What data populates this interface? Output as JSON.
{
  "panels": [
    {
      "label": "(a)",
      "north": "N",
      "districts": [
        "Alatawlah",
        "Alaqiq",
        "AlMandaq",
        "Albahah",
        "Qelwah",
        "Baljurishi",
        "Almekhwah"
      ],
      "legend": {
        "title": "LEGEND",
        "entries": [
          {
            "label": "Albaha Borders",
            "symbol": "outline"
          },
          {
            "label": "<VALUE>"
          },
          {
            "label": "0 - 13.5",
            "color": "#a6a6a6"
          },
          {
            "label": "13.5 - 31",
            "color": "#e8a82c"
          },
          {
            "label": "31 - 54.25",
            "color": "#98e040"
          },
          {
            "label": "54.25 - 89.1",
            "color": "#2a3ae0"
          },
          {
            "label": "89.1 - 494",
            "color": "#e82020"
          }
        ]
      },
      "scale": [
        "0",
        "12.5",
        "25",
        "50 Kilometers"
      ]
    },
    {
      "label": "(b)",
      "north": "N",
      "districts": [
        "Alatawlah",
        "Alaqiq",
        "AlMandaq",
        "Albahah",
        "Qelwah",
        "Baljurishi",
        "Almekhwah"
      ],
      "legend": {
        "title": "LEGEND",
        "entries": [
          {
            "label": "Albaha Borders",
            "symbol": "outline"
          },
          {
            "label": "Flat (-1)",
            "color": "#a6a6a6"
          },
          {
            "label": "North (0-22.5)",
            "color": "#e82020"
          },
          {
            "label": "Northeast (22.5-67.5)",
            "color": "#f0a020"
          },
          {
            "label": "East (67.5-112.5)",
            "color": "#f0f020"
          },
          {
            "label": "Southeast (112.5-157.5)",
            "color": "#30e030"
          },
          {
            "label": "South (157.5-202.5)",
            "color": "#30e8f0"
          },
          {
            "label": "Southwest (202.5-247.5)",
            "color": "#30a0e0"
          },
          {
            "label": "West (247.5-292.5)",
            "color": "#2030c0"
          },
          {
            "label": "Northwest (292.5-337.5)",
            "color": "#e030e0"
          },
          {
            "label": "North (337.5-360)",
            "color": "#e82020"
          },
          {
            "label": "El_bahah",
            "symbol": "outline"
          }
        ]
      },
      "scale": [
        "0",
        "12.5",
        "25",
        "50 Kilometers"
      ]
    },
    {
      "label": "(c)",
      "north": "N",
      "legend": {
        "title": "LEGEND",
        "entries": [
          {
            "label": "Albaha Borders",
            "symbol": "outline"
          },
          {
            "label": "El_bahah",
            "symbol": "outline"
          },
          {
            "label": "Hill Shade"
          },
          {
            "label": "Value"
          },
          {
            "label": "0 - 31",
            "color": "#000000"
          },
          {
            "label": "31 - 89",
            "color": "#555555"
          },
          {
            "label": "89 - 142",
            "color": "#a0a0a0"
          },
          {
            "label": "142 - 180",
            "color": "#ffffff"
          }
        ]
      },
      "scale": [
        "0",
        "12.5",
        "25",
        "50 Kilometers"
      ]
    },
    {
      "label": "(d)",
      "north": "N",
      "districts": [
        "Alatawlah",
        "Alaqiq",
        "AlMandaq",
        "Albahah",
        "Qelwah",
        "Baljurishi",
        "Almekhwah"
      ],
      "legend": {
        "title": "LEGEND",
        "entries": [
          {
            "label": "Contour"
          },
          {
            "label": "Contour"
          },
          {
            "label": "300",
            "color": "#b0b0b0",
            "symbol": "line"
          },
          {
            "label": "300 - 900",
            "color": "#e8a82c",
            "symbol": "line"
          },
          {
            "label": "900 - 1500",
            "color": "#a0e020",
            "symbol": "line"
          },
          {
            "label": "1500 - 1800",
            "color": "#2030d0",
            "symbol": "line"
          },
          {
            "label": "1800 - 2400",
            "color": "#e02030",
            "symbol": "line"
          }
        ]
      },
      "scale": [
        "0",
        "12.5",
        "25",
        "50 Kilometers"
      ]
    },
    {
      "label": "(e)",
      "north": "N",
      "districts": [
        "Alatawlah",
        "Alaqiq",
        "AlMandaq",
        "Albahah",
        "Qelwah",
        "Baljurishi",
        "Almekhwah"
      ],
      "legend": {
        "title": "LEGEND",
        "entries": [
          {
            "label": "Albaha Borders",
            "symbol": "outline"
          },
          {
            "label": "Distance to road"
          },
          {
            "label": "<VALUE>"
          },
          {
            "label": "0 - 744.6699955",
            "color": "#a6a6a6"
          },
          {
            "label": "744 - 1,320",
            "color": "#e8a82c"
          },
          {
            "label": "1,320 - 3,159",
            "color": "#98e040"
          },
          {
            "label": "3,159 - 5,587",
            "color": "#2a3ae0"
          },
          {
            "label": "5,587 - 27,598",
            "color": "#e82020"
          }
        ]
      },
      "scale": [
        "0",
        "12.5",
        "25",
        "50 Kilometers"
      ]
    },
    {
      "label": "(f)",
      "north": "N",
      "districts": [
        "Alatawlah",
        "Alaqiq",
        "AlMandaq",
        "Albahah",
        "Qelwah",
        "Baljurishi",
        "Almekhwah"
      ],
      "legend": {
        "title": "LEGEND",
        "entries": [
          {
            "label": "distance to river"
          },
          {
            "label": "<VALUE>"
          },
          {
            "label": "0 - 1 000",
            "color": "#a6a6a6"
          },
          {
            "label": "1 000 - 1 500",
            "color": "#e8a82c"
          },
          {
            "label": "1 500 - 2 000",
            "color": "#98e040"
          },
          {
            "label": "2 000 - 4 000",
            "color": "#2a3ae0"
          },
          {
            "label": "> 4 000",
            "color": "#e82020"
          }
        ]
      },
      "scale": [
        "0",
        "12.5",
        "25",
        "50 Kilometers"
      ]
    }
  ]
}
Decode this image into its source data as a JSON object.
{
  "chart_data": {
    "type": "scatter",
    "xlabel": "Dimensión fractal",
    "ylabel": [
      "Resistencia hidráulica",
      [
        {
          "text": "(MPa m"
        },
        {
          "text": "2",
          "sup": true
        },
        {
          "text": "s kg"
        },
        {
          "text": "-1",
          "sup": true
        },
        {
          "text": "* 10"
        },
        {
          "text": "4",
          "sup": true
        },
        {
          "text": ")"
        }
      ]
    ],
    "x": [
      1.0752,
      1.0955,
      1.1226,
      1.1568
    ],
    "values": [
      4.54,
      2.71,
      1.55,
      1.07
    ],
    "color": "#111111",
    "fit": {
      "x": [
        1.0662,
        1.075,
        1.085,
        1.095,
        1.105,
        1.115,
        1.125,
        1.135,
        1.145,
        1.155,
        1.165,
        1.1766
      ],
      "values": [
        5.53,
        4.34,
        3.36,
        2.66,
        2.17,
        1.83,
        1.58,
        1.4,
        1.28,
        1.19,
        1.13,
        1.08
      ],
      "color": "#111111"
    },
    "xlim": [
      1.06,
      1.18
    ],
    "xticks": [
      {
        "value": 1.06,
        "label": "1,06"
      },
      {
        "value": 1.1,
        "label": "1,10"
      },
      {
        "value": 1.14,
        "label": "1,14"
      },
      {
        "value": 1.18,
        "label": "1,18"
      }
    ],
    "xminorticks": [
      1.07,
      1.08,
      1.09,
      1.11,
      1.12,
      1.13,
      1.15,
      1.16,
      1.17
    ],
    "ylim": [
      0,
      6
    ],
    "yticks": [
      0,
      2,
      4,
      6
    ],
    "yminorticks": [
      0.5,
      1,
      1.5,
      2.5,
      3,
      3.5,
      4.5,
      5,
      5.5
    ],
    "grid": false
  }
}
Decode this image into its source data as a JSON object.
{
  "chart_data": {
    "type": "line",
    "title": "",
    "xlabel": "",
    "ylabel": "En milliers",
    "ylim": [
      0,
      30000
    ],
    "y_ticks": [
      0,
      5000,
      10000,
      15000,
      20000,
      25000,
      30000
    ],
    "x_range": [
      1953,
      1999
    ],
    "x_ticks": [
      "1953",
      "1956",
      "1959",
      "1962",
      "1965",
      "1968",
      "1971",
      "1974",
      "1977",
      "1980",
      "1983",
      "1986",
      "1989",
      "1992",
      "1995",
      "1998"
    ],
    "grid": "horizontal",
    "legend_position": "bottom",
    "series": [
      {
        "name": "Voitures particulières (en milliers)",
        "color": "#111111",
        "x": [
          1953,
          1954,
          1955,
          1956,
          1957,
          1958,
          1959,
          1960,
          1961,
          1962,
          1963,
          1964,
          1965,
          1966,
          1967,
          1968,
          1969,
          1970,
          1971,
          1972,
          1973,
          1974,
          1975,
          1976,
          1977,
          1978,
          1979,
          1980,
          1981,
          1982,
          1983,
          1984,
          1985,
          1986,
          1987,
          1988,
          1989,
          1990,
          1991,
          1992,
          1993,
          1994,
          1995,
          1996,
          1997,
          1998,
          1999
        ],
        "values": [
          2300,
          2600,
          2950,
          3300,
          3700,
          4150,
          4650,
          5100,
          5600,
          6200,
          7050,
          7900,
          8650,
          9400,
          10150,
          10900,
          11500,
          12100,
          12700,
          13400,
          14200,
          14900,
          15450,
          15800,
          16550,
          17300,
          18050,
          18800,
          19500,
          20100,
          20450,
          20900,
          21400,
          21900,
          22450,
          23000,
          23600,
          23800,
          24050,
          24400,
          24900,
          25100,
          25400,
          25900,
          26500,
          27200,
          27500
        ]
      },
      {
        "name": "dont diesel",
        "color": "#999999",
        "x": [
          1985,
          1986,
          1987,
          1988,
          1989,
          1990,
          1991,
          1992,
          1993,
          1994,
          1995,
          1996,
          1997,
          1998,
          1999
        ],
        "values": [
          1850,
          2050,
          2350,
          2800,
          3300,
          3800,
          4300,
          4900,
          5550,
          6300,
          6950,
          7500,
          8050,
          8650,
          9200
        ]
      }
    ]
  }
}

= = = = =

### INSTRUCTIONS FOR THE TASK
Search the listing for the word "text" and return each line that holds it.

### ANSWER FOR THIS EXERCISE
          "text": "(MPa m"
          "text": "2",
          "text": "s kg"
          "text": "-1",
          "text": "* 10"
          "text": "4",
          "text": ")"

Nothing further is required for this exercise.